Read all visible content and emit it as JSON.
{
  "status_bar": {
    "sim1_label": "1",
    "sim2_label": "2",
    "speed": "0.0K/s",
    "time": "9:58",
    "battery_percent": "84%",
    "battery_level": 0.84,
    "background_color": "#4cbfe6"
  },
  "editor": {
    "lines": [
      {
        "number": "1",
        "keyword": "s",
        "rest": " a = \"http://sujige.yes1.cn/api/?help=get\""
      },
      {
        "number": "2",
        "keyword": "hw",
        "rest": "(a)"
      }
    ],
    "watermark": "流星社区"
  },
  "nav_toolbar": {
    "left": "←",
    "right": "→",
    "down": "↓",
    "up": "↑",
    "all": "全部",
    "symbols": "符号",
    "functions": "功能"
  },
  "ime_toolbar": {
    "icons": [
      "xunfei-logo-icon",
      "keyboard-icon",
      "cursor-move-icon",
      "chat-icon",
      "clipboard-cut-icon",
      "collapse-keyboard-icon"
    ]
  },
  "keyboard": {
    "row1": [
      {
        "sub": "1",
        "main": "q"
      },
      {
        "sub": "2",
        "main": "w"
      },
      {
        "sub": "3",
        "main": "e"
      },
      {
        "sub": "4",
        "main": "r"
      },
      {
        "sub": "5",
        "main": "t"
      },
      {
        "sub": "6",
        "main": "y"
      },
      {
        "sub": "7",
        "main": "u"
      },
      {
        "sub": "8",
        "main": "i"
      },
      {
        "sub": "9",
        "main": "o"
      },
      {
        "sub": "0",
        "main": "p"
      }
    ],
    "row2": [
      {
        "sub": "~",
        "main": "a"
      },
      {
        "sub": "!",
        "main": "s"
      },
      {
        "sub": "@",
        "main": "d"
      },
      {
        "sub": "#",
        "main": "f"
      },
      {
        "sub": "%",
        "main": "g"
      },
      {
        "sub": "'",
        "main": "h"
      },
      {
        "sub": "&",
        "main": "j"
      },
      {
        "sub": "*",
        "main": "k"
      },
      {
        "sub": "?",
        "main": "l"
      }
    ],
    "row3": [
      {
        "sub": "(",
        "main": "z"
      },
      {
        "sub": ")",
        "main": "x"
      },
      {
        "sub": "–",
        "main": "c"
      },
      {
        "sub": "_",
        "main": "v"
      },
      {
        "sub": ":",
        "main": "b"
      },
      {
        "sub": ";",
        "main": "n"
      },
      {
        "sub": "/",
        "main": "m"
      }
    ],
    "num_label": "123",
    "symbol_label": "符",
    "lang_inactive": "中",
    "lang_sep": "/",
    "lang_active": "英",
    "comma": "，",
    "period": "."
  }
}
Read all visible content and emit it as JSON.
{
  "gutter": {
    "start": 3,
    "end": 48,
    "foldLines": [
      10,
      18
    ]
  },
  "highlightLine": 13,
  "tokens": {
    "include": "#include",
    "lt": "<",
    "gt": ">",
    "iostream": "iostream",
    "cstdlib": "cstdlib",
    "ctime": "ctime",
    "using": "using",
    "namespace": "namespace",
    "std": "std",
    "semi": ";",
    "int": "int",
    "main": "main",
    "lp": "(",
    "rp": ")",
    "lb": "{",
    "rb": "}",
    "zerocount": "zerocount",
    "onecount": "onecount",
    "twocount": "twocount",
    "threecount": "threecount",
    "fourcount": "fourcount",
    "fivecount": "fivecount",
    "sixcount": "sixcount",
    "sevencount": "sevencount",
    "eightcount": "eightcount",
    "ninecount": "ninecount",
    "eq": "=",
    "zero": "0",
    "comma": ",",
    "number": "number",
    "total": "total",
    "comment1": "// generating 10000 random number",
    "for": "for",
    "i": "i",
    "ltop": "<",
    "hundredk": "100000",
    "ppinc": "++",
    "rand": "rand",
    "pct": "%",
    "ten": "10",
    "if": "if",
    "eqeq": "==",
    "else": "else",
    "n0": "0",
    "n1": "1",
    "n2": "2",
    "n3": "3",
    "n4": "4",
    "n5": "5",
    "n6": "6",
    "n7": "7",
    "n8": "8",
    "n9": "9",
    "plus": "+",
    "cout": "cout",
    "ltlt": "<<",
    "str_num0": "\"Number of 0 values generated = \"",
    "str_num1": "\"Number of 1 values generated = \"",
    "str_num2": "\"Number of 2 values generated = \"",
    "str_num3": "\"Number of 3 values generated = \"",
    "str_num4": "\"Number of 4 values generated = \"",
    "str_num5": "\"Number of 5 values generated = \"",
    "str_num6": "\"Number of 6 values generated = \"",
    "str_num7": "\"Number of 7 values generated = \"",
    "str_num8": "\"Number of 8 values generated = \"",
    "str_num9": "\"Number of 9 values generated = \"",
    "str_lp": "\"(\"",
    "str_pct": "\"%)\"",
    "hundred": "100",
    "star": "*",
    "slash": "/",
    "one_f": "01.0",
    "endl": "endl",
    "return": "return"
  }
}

━━━━━━━━━━

== DIRECTIONS FOR THIS TASK ==
Reproduce the records above exactly as they appear.

== RESULT OF THIS EXERCISE ==
Read all visible content and emit it as JSON.
{
  "status_bar": {
    "sim1_label": "1",
    "sim2_label": "2",
    "speed": "0.0K/s",
    "time": "9:58",
    "battery_percent": "84%",
    "battery_level": 0.84,
    "background_color": "#4cbfe6"
  },
  "editor": {
    "lines": [
      {
        "number": "1",
        "keyword": "s",
        "rest": " a = \"http://sujige.yes1.cn/api/?help=get\""
      },
      {
        "number": "2",
        "keyword": "hw",
        "rest": "(a)"
      }
    ],
    "watermark": "流星社区"
  },
  "nav_toolbar": {
    "left": "←",
    "right": "→",
    "down": "↓",
    "up": "↑",
    "all": "全部",
    "symbols": "符号",
    "functions": "功能"
  },
  "ime_toolbar": {
    "icons": [
      "xunfei-logo-icon",
      "keyboard-icon",
      "cursor-move-icon",
      "chat-icon",
      "clipboard-cut-icon",
      "collapse-keyboard-icon"
    ]
  },
  "keyboard": {
    "row1": [
      {
        "sub": "1",
        "main": "q"
      },
      {
        "sub": "2",
        "main": "w"
      },
      {
        "sub": "3",
        "main": "e"
      },
      {
        "sub": "4",
        "main": "r"
      },
      {
        "sub": "5",
        "main": "t"
      },
      {
        "sub": "6",
        "main": "y"
      },
      {
        "sub": "7",
        "main": "u"
      },
      {
        "sub": "8",
        "main": "i"
      },
      {
        "sub": "9",
        "main": "o"
      },
      {
        "sub": "0",
        "main": "p"
      }
    ],
    "row2": [
      {
        "sub": "~",
        "main": "a"
      },
      {
        "sub": "!",
        "main": "s"
      },
      {
        "sub": "@",
        "main": "d"
      },
      {
        "sub": "#",
        "main": "f"
      },
      {
        "sub": "%",
        "main": "g"
      },
      {
        "sub": "'",
        "main": "h"
      },
      {
        "sub": "&",
        "main": "j"
      },
      {
        "sub": "*",
        "main": "k"
      },
      {
        "sub": "?",
        "main": "l"
      }
    ],
    "row3": [
      {
        "sub": "(",
        "main": "z"
      },
      {
        "sub": ")",
        "main": "x"
      },
      {
        "sub": "–",
        "main": "c"
      },
      {
        "sub": "_",
        "main": "v"
      },
      {
        "sub": ":",
        "main": "b"
      },
      {
        "sub": ";",
        "main": "n"
      },
      {
        "sub": "/",
        "main": "m"
      }
    ],
    "num_label": "123",
    "symbol_label": "符",
    "lang_inactive": "中",
    "lang_sep": "/",
    "lang_active": "英",
    "comma": "，",
    "period": "."
  }
}
Read all visible content and emit it as JSON.
{
  "gutter": {
    "start": 3,
    "end": 48,
    "foldLines": [
      10,
      18
    ]
  },
  "highlightLine": 13,
  "tokens": {
    "include": "#include",
    "lt": "<",
    "gt": ">",
    "iostream": "iostream",
    "cstdlib": "cstdlib",
    "ctime": "ctime",
    "using": "using",
    "namespace": "namespace",
    "std": "std",
    "semi": ";",
    "int": "int",
    "main": "main",
    "lp": "(",
    "rp": ")",
    "lb": "{",
    "rb": "}",
    "zerocount": "zerocount",
    "onecount": "onecount",
    "twocount": "twocount",
    "threecount": "threecount",
    "fourcount": "fourcount",
    "fivecount": "fivecount",
    "sixcount": "sixcount",
    "sevencount": "sevencount",
    "eightcount": "eightcount",
    "ninecount": "ninecount",
    "eq": "=",
    "zero": "0",
    "comma": ",",
    "number": "number",
    "total": "total",
    "comment1": "// generating 10000 random number",
    "for": "for",
    "i": "i",
    "ltop": "<",
    "hundredk": "100000",
    "ppinc": "++",
    "rand": "rand",
    "pct": "%",
    "ten": "10",
    "if": "if",
    "eqeq": "==",
    "else": "else",
    "n0": "0",
    "n1": "1",
    "n2": "2",
    "n3": "3",
    "n4": "4",
    "n5": "5",
    "n6": "6",
    "n7": "7",
    "n8": "8",
    "n9": "9",
    "plus": "+",
    "cout": "cout",
    "ltlt": "<<",
    "str_num0": "\"Number of 0 values generated = \"",
    "str_num1": "\"Number of 1 values generated = \"",
    "str_num2": "\"Number of 2 values generated = \"",
    "str_num3": "\"Number of 3 values generated = \"",
    "str_num4": "\"Number of 4 values generated = \"",
    "str_num5": "\"Number of 5 values generated = \"",
    "str_num6": "\"Number of 6 values generated = \"",
    "str_num7": "\"Number of 7 values generated = \"",
    "str_num8": "\"Number of 8 values generated = \"",
    "str_num9": "\"Number of 9 values generated = \"",
    "str_lp": "\"(\"",
    "str_pct": "\"%)\"",
    "hundred": "100",
    "star": "*",
    "slash": "/",
    "one_f": "01.0",
    "endl": "endl",
    "return": "return"
  }
}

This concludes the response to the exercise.